### Trecho selecionado
=======

Evangelho Solenidade de Todos os Santos Mt 5, 1-12a

Vista desde o Monte das Bem aventuranças
Acompanhe os comentários ao Evangelho Mt 5, 1-12a neste blog

No Sermão da Montanha, Nosso Senhor ensinou uma nova forma de relacionamento diametralmente oposta aos princípios e costumes vigentes no mundo antigo. À crueldade e à dureza de trato, veio contrapor a lei do amor, da bondade e do perdão, belamente sintetizada nas oito bem-aventuranças.
“Naquele tempo: 1 Vendo Jesus as multidões, subiu ao monte e sentou-Se. Os discípulos aproximaram-se, 2 e Jesus começou a ensiná-los: 3 ‘Bem-aventurados os pobres em espírito, porque deles é o Reino dos Céus. 4 Bem-aventurados os aflitos, porque serão consolados. 5 Bem-aventurados os mansos, porque possuirão a terra. 6 Bem-aventurados os que têm fome e sede de justiça, porque serão saciados. 7 Bem-aventurados os misericordiosos, porque alcançarão misericórdia. 8 Bem-aventurados os puros de coração, porque verão a Deus. 9 Bem-aventurados os que promovem a paz, porque serão chamados filhos de Deus. 10 Bem-aventurados os que são perseguidos por causa da justiça, porque deles é o Reino dos Céus. 11 Bem-aventurados sois vós quando vos injuriarem e perseguirem, e mentindo disserem todo tipo de mal contra vós, por causa de Mim. 12a Alegrai-vos e exultai porque será grande a vossa recompensa nos Céus’” (Mt 5, 1-12a).

Radical mudança de padrões no relacionamento divino e humano
Jesus proclama uma doutrina inovadora
A figura majestosa do Messias e sua surpreendente doutrina ao mesmo tempo intrigavam, impunham respeito e atraíam. Do seu olhar profundo e sereno dimanava ilimitada bondade. Atendia todos os pedidos, curava todos os doentes. Até aqueles que tocavam na orla do seu manto ou eram apenas acariciados por sua sombra, viam-se favorecidos por sua benfazeja onipotência. D’Ele os aflitos recebiam inefável consolo.
Os milagres tornavam-se mais numerosos e uma multidão cada vez maior O seguia com crescente admiração: “O povo todo ficava fascinado quando ouvia Jesus falar” (Lc 19, 48). Jamais se vira em Israel profeta semelhante.
Cativados estavam também os Apóstolos que havia algum tempo acompanhavam esse Taumaturgo dotado de tão extraordinário poder: por sua ação, cegos passaram a ver, coxos a andar, surdos a ouvir, leprosos ficavam limpos e possessos viram-se libertos. Mas julgavam erroneamente os discípulos, em consonância com o geral do povo, que Ele viera para estabelecer o predomínio de Israel sobre as demais nações da Terra. Era-lhes ainda desconhecida a verdadeira fisionomia do Reino pregado pelo Divino Mestre e as regras que deveriam regê-lo, pois, como afirma Fillion, “até então Jesus anunciara a seus compatriotas a vinda do Reino de Deus, instando-os a nele entrar, mas ainda não havia descrito em pormenores as qualidades morais que deviam adquirir para serem dignos de pertencer a ele”.1
Momento oportuno para explicitar a nova doutrina
A passagem do Evangelho aqui comentada corresponde ao momento em que Cristo começa a explicitar sua inovadora doutrina. Vários meses haviam transcorrido desde o início da sua vida pública. Encontrava-se Ele agora nas redondezas de Cafarnaum, junto ao Mar de Tiberíades, aonde tinham ido para ouvi-Lo e serem curadas “pessoas de toda a Judeia, e de Jerusalém, e do litoral de Tiro e Sidônia” (Lc 6, 17).

=======

### Entradas selecionadas
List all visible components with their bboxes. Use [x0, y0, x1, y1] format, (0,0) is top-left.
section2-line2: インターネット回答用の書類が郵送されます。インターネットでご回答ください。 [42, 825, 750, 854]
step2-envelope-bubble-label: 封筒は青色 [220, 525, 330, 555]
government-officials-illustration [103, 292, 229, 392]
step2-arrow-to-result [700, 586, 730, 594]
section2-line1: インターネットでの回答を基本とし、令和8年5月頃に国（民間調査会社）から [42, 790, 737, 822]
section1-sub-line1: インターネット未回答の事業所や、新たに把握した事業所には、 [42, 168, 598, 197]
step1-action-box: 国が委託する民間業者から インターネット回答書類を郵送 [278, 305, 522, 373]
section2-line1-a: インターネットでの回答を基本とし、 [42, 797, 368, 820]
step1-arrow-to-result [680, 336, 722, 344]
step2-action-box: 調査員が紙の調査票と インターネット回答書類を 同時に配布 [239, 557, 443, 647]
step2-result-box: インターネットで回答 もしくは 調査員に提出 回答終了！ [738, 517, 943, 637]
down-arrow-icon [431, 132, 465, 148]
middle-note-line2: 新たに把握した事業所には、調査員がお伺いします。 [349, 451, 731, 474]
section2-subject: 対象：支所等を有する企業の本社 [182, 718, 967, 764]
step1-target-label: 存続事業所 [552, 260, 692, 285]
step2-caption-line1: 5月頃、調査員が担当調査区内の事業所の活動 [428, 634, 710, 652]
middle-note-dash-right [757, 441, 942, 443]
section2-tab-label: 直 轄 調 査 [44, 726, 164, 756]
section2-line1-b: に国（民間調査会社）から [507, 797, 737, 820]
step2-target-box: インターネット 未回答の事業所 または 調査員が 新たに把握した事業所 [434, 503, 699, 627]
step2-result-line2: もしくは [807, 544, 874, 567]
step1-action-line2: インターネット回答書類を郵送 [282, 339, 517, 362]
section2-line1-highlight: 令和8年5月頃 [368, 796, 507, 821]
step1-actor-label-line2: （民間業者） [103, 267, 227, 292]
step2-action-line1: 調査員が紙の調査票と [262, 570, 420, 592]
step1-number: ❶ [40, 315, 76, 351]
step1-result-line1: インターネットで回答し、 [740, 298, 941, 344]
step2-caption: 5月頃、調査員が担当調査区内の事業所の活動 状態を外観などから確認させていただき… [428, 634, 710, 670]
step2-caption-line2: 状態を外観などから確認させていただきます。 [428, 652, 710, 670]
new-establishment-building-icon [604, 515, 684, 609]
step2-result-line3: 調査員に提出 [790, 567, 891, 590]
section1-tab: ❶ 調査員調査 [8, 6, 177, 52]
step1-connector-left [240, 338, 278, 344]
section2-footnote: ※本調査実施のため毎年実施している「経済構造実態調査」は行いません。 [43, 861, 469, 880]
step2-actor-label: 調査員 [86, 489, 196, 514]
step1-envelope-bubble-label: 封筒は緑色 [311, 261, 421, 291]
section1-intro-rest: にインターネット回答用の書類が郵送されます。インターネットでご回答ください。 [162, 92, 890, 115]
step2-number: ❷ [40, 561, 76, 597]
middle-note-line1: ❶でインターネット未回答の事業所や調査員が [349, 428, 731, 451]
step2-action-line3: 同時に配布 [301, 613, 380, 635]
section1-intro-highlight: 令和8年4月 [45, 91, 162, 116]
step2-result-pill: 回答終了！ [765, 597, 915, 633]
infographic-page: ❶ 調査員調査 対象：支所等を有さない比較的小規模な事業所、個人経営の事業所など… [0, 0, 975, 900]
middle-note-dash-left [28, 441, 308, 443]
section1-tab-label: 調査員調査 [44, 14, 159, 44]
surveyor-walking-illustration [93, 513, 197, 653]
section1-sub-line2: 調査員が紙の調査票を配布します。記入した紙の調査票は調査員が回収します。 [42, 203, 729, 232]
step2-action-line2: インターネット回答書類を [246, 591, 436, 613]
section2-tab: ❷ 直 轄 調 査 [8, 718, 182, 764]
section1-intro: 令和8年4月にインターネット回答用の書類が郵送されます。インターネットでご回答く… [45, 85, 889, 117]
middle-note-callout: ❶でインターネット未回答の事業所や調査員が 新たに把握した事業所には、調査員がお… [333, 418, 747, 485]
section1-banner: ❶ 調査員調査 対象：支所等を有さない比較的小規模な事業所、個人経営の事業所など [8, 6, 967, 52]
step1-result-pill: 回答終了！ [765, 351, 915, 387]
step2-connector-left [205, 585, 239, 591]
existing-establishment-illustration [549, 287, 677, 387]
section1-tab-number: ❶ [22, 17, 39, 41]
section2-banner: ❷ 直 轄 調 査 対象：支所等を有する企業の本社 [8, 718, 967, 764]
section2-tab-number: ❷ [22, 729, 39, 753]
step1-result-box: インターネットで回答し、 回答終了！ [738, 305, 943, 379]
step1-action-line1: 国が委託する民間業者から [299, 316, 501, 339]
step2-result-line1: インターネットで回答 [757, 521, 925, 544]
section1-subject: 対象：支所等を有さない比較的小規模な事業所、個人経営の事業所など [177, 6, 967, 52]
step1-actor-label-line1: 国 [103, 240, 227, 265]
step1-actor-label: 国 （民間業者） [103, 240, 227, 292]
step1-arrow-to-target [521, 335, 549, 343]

=======

### Instruções
De acordo com o trecho selecionado, perto de qual cidade Cristo se encontrava no momento em que começou a explicitar sua doutrina?

### Resposta do exercício
Nas redondezas de Cafarnaum, junto ao Mar de Tiberíades.